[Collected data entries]
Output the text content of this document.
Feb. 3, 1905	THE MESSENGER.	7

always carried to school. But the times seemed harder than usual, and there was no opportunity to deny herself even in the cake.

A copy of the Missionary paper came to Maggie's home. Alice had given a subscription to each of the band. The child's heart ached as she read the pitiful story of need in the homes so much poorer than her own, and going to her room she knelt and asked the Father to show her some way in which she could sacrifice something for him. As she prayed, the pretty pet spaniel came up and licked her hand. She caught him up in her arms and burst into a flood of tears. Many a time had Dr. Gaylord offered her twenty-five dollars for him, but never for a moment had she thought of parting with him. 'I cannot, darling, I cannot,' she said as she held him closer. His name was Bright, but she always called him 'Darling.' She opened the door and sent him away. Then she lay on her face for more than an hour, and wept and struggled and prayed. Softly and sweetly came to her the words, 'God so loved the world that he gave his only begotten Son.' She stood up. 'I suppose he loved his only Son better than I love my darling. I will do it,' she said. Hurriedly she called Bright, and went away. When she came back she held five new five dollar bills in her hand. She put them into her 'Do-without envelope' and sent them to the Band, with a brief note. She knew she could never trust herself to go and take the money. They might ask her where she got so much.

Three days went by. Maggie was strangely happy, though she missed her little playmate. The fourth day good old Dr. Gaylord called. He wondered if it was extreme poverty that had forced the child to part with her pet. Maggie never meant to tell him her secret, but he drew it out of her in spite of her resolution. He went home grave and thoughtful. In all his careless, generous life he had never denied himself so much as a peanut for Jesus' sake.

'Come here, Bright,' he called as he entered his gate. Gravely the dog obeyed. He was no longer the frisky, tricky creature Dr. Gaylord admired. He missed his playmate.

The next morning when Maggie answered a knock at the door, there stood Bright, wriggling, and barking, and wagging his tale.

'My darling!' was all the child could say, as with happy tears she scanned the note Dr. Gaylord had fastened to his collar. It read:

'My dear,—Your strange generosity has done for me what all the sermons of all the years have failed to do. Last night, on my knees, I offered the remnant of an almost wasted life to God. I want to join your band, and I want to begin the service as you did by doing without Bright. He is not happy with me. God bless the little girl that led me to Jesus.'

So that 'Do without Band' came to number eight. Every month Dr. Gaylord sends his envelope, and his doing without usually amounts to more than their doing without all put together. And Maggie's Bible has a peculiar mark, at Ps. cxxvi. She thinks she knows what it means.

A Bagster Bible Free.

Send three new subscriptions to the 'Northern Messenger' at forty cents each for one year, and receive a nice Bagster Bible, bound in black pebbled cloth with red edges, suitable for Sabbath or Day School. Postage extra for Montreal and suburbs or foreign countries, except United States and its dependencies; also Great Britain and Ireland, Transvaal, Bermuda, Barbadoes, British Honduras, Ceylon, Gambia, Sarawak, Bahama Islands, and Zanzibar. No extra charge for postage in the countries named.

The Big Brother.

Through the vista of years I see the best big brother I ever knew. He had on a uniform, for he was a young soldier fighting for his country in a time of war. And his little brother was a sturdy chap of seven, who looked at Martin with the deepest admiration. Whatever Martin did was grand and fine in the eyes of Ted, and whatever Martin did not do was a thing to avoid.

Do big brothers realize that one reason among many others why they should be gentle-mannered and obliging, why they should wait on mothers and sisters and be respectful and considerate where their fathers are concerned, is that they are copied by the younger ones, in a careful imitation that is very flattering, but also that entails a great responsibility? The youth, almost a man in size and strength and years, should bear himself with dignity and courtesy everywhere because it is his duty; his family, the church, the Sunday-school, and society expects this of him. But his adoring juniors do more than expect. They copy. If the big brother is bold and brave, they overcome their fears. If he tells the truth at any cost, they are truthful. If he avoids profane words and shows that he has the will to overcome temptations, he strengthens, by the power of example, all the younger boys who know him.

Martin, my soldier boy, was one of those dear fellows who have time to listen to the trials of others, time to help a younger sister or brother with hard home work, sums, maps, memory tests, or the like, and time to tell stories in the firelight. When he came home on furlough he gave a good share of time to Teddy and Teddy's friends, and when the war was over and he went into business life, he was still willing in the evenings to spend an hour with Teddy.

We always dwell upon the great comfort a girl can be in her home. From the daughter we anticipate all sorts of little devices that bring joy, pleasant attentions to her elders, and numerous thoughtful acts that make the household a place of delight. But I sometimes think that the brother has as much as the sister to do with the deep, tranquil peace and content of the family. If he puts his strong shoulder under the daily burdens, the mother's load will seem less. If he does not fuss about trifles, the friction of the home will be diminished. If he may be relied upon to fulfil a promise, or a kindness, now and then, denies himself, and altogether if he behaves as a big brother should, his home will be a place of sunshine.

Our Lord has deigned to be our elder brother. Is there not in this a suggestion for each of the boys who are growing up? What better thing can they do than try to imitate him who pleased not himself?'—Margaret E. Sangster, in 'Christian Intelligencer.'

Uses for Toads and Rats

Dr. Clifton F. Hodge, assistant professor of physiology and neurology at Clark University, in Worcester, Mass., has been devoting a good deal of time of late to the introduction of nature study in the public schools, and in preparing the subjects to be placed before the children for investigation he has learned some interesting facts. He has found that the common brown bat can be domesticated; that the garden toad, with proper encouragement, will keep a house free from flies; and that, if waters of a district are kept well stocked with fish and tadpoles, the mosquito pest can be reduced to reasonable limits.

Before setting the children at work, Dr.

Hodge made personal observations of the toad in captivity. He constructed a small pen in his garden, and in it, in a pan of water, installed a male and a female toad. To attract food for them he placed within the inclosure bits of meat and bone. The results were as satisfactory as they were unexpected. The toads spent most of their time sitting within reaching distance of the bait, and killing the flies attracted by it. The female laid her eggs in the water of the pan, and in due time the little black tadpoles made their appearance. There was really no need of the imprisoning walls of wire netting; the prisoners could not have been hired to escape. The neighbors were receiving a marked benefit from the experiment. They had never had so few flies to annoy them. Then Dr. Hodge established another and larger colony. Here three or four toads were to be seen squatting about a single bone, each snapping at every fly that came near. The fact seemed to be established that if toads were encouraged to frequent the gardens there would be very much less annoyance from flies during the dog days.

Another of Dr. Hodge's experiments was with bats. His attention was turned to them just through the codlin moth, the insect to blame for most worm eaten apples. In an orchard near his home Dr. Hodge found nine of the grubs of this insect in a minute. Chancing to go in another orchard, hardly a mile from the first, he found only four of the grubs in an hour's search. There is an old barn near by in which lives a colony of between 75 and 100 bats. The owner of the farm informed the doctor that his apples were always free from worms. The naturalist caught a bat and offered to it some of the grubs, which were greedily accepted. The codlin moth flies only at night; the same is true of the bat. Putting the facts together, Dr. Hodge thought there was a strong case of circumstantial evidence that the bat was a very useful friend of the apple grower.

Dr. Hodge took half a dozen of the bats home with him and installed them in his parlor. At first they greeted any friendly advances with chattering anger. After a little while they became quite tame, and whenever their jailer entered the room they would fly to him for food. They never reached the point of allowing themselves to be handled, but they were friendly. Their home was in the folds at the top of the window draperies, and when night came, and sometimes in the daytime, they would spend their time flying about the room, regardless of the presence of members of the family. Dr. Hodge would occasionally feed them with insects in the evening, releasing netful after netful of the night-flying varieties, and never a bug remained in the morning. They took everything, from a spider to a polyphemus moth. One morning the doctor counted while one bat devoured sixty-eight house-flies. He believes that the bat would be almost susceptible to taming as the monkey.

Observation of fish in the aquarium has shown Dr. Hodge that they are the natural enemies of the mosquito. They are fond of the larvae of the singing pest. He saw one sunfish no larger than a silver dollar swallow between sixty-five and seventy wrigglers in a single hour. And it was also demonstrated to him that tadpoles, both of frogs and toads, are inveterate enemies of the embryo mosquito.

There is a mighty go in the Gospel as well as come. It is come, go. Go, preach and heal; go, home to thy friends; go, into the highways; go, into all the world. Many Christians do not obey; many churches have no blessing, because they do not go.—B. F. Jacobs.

What the task asks =>
Output the full listing without altering anything.

Answer to this exercise =>
Output the text content of this document.
Feb. 3, 1905	THE MESSENGER.	7

always carried to school. But the times seemed harder than usual, and there was no opportunity to deny herself even in the cake.

A copy of the Missionary paper came to Maggie's home. Alice had given a subscription to each of the band. The child's heart ached as she read the pitiful story of need in the homes so much poorer than her own, and going to her room she knelt and asked the Father to show her some way in which she could sacrifice something for him. As she prayed, the pretty pet spaniel came up and licked her hand. She caught him up in her arms and burst into a flood of tears. Many a time had Dr. Gaylord offered her twenty-five dollars for him, but never for a moment had she thought of parting with him. 'I cannot, darling, I cannot,' she said as she held him closer. His name was Bright, but she always called him 'Darling.' She opened the door and sent him away. Then she lay on her face for more than an hour, and wept and struggled and prayed. Softly and sweetly came to her the words, 'God so loved the world that he gave his only begotten Son.' She stood up. 'I suppose he loved his only Son better than I love my darling. I will do it,' she said. Hurriedly she called Bright, and went away. When she came back she held five new five dollar bills in her hand. She put them into her 'Do-without envelope' and sent them to the Band, with a brief note. She knew she could never trust herself to go and take the money. They might ask her where she got so much.

Three days went by. Maggie was strangely happy, though she missed her little playmate. The fourth day good old Dr. Gaylord called. He wondered if it was extreme poverty that had forced the child to part with her pet. Maggie never meant to tell him her secret, but he drew it out of her in spite of her resolution. He went home grave and thoughtful. In all his careless, generous life he had never denied himself so much as a peanut for Jesus' sake.

'Come here, Bright,' he called as he entered his gate. Gravely the dog obeyed. He was no longer the frisky, tricky creature Dr. Gaylord admired. He missed his playmate.

The next morning when Maggie answered a knock at the door, there stood Bright, wriggling, and barking, and wagging his tale.

'My darling!' was all the child could say, as with happy tears she scanned the note Dr. Gaylord had fastened to his collar. It read:

'My dear,—Your strange generosity has done for me what all the sermons of all the years have failed to do. Last night, on my knees, I offered the remnant of an almost wasted life to God. I want to join your band, and I want to begin the service as you did by doing without Bright. He is not happy with me. God bless the little girl that led me to Jesus.'

So that 'Do without Band' came to number eight. Every month Dr. Gaylord sends his envelope, and his doing without usually amounts to more than their doing without all put together. And Maggie's Bible has a peculiar mark, at Ps. cxxvi. She thinks she knows what it means.

A Bagster Bible Free.

Send three new subscriptions to the 'Northern Messenger' at forty cents each for one year, and receive a nice Bagster Bible, bound in black pebbled cloth with red edges, suitable for Sabbath or Day School. Postage extra for Montreal and suburbs or foreign countries, except United States and its dependencies; also Great Britain and Ireland, Transvaal, Bermuda, Barbadoes, British Honduras, Ceylon, Gambia, Sarawak, Bahama Islands, and Zanzibar. No extra charge for postage in the countries named.

The Big Brother.

Through the vista of years I see the best big brother I ever knew. He had on a uniform, for he was a young soldier fighting for his country in a time of war. And his little brother was a sturdy chap of seven, who looked at Martin with the deepest admiration. Whatever Martin did was grand and fine in the eyes of Ted, and whatever Martin did not do was a thing to avoid.

Do big brothers realize that one reason among many others why they should be gentle-mannered and obliging, why they should wait on mothers and sisters and be respectful and considerate where their fathers are concerned, is that they are copied by the younger ones, in a careful imitation that is very flattering, but also that entails a great responsibility? The youth, almost a man in size and strength and years, should bear himself with dignity and courtesy everywhere because it is his duty; his family, the church, the Sunday-school, and society expects this of him. But his adoring juniors do more than expect. They copy. If the big brother is bold and brave, they overcome their fears. If he tells the truth at any cost, they are truthful. If he avoids profane words and shows that he has the will to overcome temptations, he strengthens, by the power of example, all the younger boys who know him.

Martin, my soldier boy, was one of those dear fellows who have time to listen to the trials of others, time to help a younger sister or brother with hard home work, sums, maps, memory tests, or the like, and time to tell stories in the firelight. When he came home on furlough he gave a good share of time to Teddy and Teddy's friends, and when the war was over and he went into business life, he was still willing in the evenings to spend an hour with Teddy.

We always dwell upon the great comfort a girl can be in her home. From the daughter we anticipate all sorts of little devices that bring joy, pleasant attentions to her elders, and numerous thoughtful acts that make the household a place of delight. But I sometimes think that the brother has as much as the sister to do with the deep, tranquil peace and content of the family. If he puts his strong shoulder under the daily burdens, the mother's load will seem less. If he does not fuss about trifles, the friction of the home will be diminished. If he may be relied upon to fulfil a promise, or a kindness, now and then, denies himself, and altogether if he behaves as a big brother should, his home will be a place of sunshine.

Our Lord has deigned to be our elder brother. Is there not in this a suggestion for each of the boys who are growing up? What better thing can they do than try to imitate him who pleased not himself?'—Margaret E. Sangster, in 'Christian Intelligencer.'

Uses for Toads and Rats

Dr. Clifton F. Hodge, assistant professor of physiology and neurology at Clark University, in Worcester, Mass., has been devoting a good deal of time of late to the introduction of nature study in the public schools, and in preparing the subjects to be placed before the children for investigation he has learned some interesting facts. He has found that the common brown bat can be domesticated; that the garden toad, with proper encouragement, will keep a house free from flies; and that, if waters of a district are kept well stocked with fish and tadpoles, the mosquito pest can be reduced to reasonable limits.

Before setting the children at work, Dr.

Hodge made personal observations of the toad in captivity. He constructed a small pen in his garden, and in it, in a pan of water, installed a male and a female toad. To attract food for them he placed within the inclosure bits of meat and bone. The results were as satisfactory as they were unexpected. The toads spent most of their time sitting within reaching distance of the bait, and killing the flies attracted by it. The female laid her eggs in the water of the pan, and in due time the little black tadpoles made their appearance. There was really no need of the imprisoning walls of wire netting; the prisoners could not have been hired to escape. The neighbors were receiving a marked benefit from the experiment. They had never had so few flies to annoy them. Then Dr. Hodge established another and larger colony. Here three or four toads were to be seen squatting about a single bone, each snapping at every fly that came near. The fact seemed to be established that if toads were encouraged to frequent the gardens there would be very much less annoyance from flies during the dog days.

Another of Dr. Hodge's experiments was with bats. His attention was turned to them just through the codlin moth, the insect to blame for most worm eaten apples. In an orchard near his home Dr. Hodge found nine of the grubs of this insect in a minute. Chancing to go in another orchard, hardly a mile from the first, he found only four of the grubs in an hour's search. There is an old barn near by in which lives a colony of between 75 and 100 bats. The owner of the farm informed the doctor that his apples were always free from worms. The naturalist caught a bat and offered to it some of the grubs, which were greedily accepted. The codlin moth flies only at night; the same is true of the bat. Putting the facts together, Dr. Hodge thought there was a strong case of circumstantial evidence that the bat was a very useful friend of the apple grower.

Dr. Hodge took half a dozen of the bats home with him and installed them in his parlor. At first they greeted any friendly advances with chattering anger. After a little while they became quite tame, and whenever their jailer entered the room they would fly to him for food. They never reached the point of allowing themselves to be handled, but they were friendly. Their home was in the folds at the top of the window draperies, and when night came, and sometimes in the daytime, they would spend their time flying about the room, regardless of the presence of members of the family. Dr. Hodge would occasionally feed them with insects in the evening, releasing netful after netful of the night-flying varieties, and never a bug remained in the morning. They took everything, from a spider to a polyphemus moth. One morning the doctor counted while one bat devoured sixty-eight house-flies. He believes that the bat would be almost susceptible to taming as the monkey.

Observation of fish in the aquarium has shown Dr. Hodge that they are the natural enemies of the mosquito. They are fond of the larvae of the singing pest. He saw one sunfish no larger than a silver dollar swallow between sixty-five and seventy wrigglers in a single hour. And it was also demonstrated to him that tadpoles, both of frogs and toads, are inveterate enemies of the embryo mosquito.

There is a mighty go in the Gospel as well as come. It is come, go. Go, preach and heal; go, home to thy friends; go, into the highways; go, into all the world. Many Christians do not obey; many churches have no blessing, because they do not go.—B. F. Jacobs.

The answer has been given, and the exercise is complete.